SET EXERCISE:
Exact reproduction is required for all entries.

DATA SHOWN:
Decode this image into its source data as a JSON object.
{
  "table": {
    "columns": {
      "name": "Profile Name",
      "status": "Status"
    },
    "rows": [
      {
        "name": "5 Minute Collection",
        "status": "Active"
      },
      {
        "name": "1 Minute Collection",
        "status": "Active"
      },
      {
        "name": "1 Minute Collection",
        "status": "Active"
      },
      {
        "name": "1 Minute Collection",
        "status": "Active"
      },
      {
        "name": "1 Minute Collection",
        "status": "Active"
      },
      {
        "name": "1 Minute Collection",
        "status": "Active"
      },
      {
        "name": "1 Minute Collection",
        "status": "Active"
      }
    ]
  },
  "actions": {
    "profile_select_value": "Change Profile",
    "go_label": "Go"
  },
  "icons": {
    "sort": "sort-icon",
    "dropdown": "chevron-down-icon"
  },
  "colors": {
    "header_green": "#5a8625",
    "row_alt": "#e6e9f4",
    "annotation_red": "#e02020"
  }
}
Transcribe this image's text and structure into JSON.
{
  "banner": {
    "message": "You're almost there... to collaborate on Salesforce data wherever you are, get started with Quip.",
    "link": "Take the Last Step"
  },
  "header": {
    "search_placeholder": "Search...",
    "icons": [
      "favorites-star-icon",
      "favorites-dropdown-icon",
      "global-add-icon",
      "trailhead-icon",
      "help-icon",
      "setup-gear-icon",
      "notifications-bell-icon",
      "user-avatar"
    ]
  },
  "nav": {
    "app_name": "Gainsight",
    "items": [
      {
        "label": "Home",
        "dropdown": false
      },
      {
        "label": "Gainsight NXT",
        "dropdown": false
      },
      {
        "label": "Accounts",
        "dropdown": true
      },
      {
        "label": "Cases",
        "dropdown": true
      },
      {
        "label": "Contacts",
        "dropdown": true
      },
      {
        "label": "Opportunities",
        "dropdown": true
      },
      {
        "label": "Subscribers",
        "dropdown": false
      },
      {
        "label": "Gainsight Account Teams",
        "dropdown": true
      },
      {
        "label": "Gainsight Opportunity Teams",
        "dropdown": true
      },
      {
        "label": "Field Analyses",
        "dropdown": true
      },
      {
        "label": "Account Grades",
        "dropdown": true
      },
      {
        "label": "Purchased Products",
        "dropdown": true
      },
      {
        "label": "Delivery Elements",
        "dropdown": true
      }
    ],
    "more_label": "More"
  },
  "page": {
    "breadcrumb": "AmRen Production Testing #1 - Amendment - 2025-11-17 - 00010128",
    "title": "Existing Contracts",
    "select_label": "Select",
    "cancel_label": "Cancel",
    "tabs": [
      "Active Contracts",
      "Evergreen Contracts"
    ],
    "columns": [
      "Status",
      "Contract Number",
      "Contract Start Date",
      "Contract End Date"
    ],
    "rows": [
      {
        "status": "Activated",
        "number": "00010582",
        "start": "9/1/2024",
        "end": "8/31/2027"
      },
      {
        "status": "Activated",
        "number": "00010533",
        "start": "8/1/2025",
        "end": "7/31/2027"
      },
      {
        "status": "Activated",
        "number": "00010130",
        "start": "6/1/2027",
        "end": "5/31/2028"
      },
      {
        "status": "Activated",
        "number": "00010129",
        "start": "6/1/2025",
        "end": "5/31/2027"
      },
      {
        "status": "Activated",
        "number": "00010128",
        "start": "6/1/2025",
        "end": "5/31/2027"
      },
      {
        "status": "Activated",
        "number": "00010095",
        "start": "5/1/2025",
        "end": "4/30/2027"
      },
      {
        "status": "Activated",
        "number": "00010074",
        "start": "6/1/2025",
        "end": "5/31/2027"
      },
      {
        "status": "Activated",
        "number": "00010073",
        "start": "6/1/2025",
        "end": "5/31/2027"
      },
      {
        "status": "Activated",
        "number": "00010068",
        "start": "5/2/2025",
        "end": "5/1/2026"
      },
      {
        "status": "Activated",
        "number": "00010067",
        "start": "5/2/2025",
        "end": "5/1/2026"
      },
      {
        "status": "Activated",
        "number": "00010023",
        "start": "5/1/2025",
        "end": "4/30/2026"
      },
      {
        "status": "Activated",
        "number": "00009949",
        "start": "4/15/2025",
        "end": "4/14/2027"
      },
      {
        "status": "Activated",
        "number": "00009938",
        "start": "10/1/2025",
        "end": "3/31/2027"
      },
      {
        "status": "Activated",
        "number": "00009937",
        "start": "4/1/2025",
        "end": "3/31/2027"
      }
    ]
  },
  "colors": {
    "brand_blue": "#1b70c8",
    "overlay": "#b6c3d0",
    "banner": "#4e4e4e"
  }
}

THE REPLY:
Decode this image into its source data as a JSON object.
{
  "table": {
    "columns": {
      "name": "Profile Name",
      "status": "Status"
    },
    "rows": [
      {
        "name": "5 Minute Collection",
        "status": "Active"
      },
      {
        "name": "1 Minute Collection",
        "status": "Active"
      },
      {
        "name": "1 Minute Collection",
        "status": "Active"
      },
      {
        "name": "1 Minute Collection",
        "status": "Active"
      },
      {
        "name": "1 Minute Collection",
        "status": "Active"
      },
      {
        "name": "1 Minute Collection",
        "status": "Active"
      },
      {
        "name": "1 Minute Collection",
        "status": "Active"
      }
    ]
  },
  "actions": {
    "profile_select_value": "Change Profile",
    "go_label": "Go"
  },
  "icons": {
    "sort": "sort-icon",
    "dropdown": "chevron-down-icon"
  },
  "colors": {
    "header_green": "#5a8625",
    "row_alt": "#e6e9f4",
    "annotation_red": "#e02020"
  }
}
Transcribe this image's text and structure into JSON.
{
  "banner": {
    "message": "You're almost there... to collaborate on Salesforce data wherever you are, get started with Quip.",
    "link": "Take the Last Step"
  },
  "header": {
    "search_placeholder": "Search...",
    "icons": [
      "favorites-star-icon",
      "favorites-dropdown-icon",
      "global-add-icon",
      "trailhead-icon",
      "help-icon",
      "setup-gear-icon",
      "notifications-bell-icon",
      "user-avatar"
    ]
  },
  "nav": {
    "app_name": "Gainsight",
    "items": [
      {
        "label": "Home",
        "dropdown": false
      },
      {
        "label": "Gainsight NXT",
        "dropdown": false
      },
      {
        "label": "Accounts",
        "dropdown": true
      },
      {
        "label": "Cases",
        "dropdown": true
      },
      {
        "label": "Contacts",
        "dropdown": true
      },
      {
        "label": "Opportunities",
        "dropdown": true
      },
      {
        "label": "Subscribers",
        "dropdown": false
      },
      {
        "label": "Gainsight Account Teams",
        "dropdown": true
      },
      {
        "label": "Gainsight Opportunity Teams",
        "dropdown": true
      },
      {
        "label": "Field Analyses",
        "dropdown": true
      },
      {
        "label": "Account Grades",
        "dropdown": true
      },
      {
        "label": "Purchased Products",
        "dropdown": true
      },
      {
        "label": "Delivery Elements",
        "dropdown": true
      }
    ],
    "more_label": "More"
  },
  "page": {
    "breadcrumb": "AmRen Production Testing #1 - Amendment - 2025-11-17 - 00010128",
    "title": "Existing Contracts",
    "select_label": "Select",
    "cancel_label": "Cancel",
    "tabs": [
      "Active Contracts",
      "Evergreen Contracts"
    ],
    "columns": [
      "Status",
      "Contract Number",
      "Contract Start Date",
      "Contract End Date"
    ],
    "rows": [
      {
        "status": "Activated",
        "number": "00010582",
        "start": "9/1/2024",
        "end": "8/31/2027"
      },
      {
        "status": "Activated",
        "number": "00010533",
        "start": "8/1/2025",
        "end": "7/31/2027"
      },
      {
        "status": "Activated",
        "number": "00010130",
        "start": "6/1/2027",
        "end": "5/31/2028"
      },
      {
        "status": "Activated",
        "number": "00010129",
        "start": "6/1/2025",
        "end": "5/31/2027"
      },
      {
        "status": "Activated",
        "number": "00010128",
        "start": "6/1/2025",
        "end": "5/31/2027"
      },
      {
        "status": "Activated",
        "number": "00010095",
        "start": "5/1/2025",
        "end": "4/30/2027"
      },
      {
        "status": "Activated",
        "number": "00010074",
        "start": "6/1/2025",
        "end": "5/31/2027"
      },
      {
        "status": "Activated",
        "number": "00010073",
        "start": "6/1/2025",
        "end": "5/31/2027"
      },
      {
        "status": "Activated",
        "number": "00010068",
        "start": "5/2/2025",
        "end": "5/1/2026"
      },
      {
        "status": "Activated",
        "number": "00010067",
        "start": "5/2/2025",
        "end": "5/1/2026"
      },
      {
        "status": "Activated",
        "number": "00010023",
        "start": "5/1/2025",
        "end": "4/30/2026"
      },
      {
        "status": "Activated",
        "number": "00009949",
        "start": "4/15/2025",
        "end": "4/14/2027"
      },
      {
        "status": "Activated",
        "number": "00009938",
        "start": "10/1/2025",
        "end": "3/31/2027"
      },
      {
        "status": "Activated",
        "number": "00009937",
        "start": "4/1/2025",
        "end": "3/31/2027"
      }
    ]
  },
  "colors": {
    "brand_blue": "#1b70c8",
    "overlay": "#b6c3d0",
    "banner": "#4e4e4e"
  }
}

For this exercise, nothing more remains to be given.